= 提供記事 =

━━━━━━━━━━━━━━━━

能力判断軸がなければ、女性幹部は増えない

大和証券グループ本社取締役、田代桂子氏に聞く

たしろ・けいこ 1986年早稲田大学政経学部卒、大和証券入社。91年スタンフォード大学MBA。2009年に執行役員、13年に常務執行役員、米国子会社社長に就任。

大和証券グループ本社で4月、生え抜きで初の女性取締役が誕生した。それも重要なビジネスシーンである米国担当だ。現在ニューヨークで活躍する田代桂子取締役に、女性登用の考え方を聞いた。

──米国の金融業界では、女性が経営に手腕を振るうケースは多いのでしょうか。

ウォール街には、重要なポストに女性が就いている企業はそれなりにある。ただし、米国のほかの業界と比べるとその数が少なく、問題視されるほどだ。

「多様性は大切である」というメッセージはあっても、マネジメント層への昇格では、どうしても女性やマイノリティが差別される現実がいまだに指摘され、ウォール街の課題として認識されている。いろいろなところで、この問題を議論する会合が開かれている。

できる、できないの判断軸が必要

──日本の金融業界では、そんな米国よりも女性幹部の数が少ない。

━━━━━━━━━━━━━━━━

= 提供データ =
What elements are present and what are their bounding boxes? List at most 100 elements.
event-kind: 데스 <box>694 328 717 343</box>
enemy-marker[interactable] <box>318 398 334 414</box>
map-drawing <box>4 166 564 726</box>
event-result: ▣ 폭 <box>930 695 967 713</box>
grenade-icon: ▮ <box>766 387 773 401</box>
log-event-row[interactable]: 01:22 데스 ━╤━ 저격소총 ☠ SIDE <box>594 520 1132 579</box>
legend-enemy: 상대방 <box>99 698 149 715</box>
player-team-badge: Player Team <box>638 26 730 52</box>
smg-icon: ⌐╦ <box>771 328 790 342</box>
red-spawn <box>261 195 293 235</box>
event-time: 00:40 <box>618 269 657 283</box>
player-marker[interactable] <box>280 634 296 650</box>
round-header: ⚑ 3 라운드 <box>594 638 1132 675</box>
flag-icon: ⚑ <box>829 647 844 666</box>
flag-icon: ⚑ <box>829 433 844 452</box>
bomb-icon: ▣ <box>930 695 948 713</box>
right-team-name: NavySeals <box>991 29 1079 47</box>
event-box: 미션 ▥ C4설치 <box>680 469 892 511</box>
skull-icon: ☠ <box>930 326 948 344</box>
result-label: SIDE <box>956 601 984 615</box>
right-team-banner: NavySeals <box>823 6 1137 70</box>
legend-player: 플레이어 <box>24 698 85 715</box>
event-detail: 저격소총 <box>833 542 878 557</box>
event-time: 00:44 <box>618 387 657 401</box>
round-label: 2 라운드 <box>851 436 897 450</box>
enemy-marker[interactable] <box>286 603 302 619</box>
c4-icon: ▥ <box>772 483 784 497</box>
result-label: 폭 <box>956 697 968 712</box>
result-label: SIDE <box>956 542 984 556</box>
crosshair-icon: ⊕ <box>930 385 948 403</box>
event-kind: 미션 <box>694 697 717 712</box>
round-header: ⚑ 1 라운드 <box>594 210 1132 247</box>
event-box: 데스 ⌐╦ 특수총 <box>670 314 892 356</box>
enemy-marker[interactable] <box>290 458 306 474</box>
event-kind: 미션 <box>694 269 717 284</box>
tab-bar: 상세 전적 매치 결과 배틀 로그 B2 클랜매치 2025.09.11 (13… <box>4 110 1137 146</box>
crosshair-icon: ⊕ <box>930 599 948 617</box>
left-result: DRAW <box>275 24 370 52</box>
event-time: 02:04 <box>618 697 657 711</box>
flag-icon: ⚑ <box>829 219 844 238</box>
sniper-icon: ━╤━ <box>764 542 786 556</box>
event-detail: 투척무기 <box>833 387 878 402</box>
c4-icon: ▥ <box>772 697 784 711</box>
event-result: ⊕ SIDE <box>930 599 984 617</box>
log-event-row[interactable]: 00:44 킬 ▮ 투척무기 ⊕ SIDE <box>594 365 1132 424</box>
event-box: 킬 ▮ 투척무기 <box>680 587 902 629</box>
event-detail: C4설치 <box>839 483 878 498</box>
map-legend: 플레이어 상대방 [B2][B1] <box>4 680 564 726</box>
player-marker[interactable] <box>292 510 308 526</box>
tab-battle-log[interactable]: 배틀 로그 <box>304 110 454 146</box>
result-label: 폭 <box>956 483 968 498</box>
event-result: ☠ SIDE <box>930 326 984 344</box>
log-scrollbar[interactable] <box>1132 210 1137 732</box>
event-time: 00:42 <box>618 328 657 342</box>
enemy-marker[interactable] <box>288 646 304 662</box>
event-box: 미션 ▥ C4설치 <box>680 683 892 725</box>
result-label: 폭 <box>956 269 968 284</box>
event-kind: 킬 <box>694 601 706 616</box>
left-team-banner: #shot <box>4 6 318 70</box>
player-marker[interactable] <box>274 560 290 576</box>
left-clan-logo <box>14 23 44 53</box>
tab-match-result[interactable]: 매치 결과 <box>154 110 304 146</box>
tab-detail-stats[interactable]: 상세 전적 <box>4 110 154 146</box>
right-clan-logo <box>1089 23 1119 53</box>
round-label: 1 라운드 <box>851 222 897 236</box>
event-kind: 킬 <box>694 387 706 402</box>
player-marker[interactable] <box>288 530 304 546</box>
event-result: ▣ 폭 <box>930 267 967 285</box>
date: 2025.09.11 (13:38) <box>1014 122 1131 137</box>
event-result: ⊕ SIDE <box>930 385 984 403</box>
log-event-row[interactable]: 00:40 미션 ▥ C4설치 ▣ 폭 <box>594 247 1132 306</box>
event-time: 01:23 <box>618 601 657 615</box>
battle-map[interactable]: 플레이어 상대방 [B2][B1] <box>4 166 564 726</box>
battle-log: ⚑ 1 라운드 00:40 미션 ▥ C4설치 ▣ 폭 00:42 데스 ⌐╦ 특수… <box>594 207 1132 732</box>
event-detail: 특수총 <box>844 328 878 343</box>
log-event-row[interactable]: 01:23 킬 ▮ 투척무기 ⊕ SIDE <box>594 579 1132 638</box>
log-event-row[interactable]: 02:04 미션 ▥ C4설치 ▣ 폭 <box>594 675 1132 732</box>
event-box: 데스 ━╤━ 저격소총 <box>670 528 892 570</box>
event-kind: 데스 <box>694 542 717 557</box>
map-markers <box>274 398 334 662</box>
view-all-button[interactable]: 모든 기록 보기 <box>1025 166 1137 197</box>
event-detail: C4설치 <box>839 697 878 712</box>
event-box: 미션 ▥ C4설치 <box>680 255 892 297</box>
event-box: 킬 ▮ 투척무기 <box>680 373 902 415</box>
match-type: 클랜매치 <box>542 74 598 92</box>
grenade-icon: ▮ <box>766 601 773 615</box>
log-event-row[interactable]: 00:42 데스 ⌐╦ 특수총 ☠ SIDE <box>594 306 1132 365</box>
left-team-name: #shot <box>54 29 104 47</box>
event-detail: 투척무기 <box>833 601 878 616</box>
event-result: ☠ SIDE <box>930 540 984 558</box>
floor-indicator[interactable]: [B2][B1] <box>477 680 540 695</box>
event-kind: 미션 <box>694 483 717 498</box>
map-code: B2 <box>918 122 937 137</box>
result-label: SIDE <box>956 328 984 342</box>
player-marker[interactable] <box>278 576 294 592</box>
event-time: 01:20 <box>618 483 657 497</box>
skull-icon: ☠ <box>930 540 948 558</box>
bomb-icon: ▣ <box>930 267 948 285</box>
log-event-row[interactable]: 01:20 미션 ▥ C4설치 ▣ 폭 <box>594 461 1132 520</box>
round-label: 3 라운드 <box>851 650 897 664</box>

━━━━━━━━━━━━━━━━

= 作業指示 A =
記事のうち「たしろ・けいこ 1986年早」から始まり「少なく、問題視されるほどだ。」で終わる部分を、「ニューヨーク」を「ニューヨーク市」に変えて書き直してください。
= 作業指示 B =
記事の内容を3文で要約せよ。
記録は使わず、記事だけを根拠にすること。

= 解答 A =
たしろ・けいこ 1986年早稲田大学政経学部卒、大和証券入社。91年スタンフォード大学MBA。2009年に執行役員、13年に常務執行役員、米国子会社社長に就任。

大和証券グループ本社で4月、生え抜きで初の女性取締役が誕生した。それも重要なビジネスシーンである米国担当だ。現在ニューヨーク市で活躍する田代桂子取締役に、女性登用の考え方を聞いた。

──米国の金融業界では、女性が経営に手腕を振るうケースは多いのでしょうか。

ウォール街には、重要なポストに女性が就いている企業はそれなりにある。ただし、米国のほかの業界と比べるとその数が少なく、問題視されるほどだ。

= 解答 B =
大和証券グループ本社では4月、生え抜きで初の女性取締役として、米国担当の田代桂子氏が誕生した。田代氏によれば、ウォール街には重要なポストに女性が就く企業がそれなりにあるが、米国のほかの業界と比べると数が少なく、問題視されるほどだ。マネジメント層への昇格で女性やマイノリティが差別される現実はウォール街の課題として認識され、この問題を議論する会合がいろいろなところで開かれている。